**Exercise:**
Return every record below exactly as written, but leave out the pictures.

**Records supplied:**

## Start

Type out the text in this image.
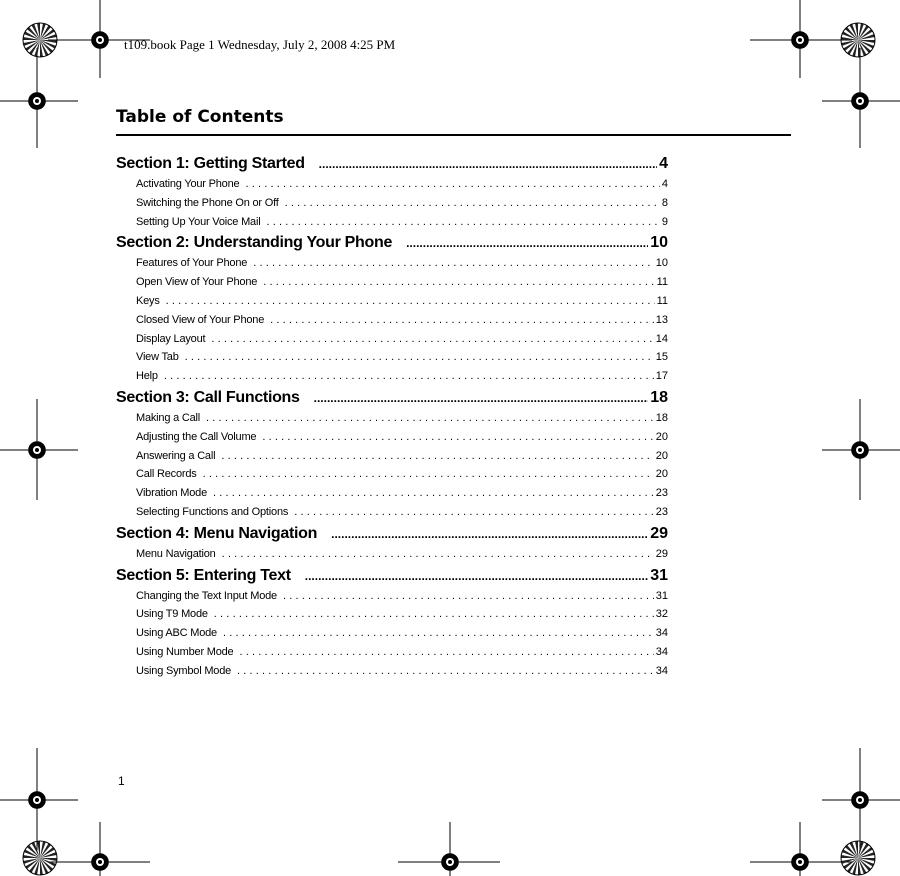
t109.book Page 1 Wednesday, July 2, 2008 4:25 PM
Table of Contents
Section 1: Getting Started .....	4
Activating Your Phone .....	4
Switching the Phone On or Off .....	8
Setting Up Your Voice Mail .....	9
Section 2: Understanding Your Phone .....	10
Features of Your Phone .....	10
Open View of Your Phone .....	11
Keys .....	11
Closed View of Your Phone .....	13
Display Layout .....	14
View Tab .....	15
Help .....	17
Section 3: Call Functions .....	18
Making a Call .....	18
Adjusting the Call Volume .....	20
Answering a Call .....	20
Call Records .....	20
Vibration Mode .....	23
Selecting Functions and Options .....	23
Section 4: Menu Navigation .....	29
Menu Navigation .....	29
Section 5: Entering Text .....	31
Changing the Text Input Mode .....	31
Using T9 Mode .....	32
Using ABC Mode .....	34
Using Number Mode .....	34
Using Symbol Mode .....	34
1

## End

**The reply:**
Type out the text in this image.
t109.book Page 1 Wednesday, July 2, 2008 4:25 PM
Table of Contents
Section 1: Getting Started .....	4
Activating Your Phone .....	4
Switching the Phone On or Off .....	8
Setting Up Your Voice Mail .....	9
Section 2: Understanding Your Phone .....	10
Features of Your Phone .....	10
Open View of Your Phone .....	11
Keys .....	11
Closed View of Your Phone .....	13
Display Layout .....	14
View Tab .....	15
Help .....	17
Section 3: Call Functions .....	18
Making a Call .....	18
Adjusting the Call Volume .....	20
Answering a Call .....	20
Call Records .....	20
Vibration Mode .....	23
Selecting Functions and Options .....	23
Section 4: Menu Navigation .....	29
Menu Navigation .....	29
Section 5: Entering Text .....	31
Changing the Text Input Mode .....	31
Using T9 Mode .....	32
Using ABC Mode .....	34
Using Number Mode .....	34
Using Symbol Mode .....	34
1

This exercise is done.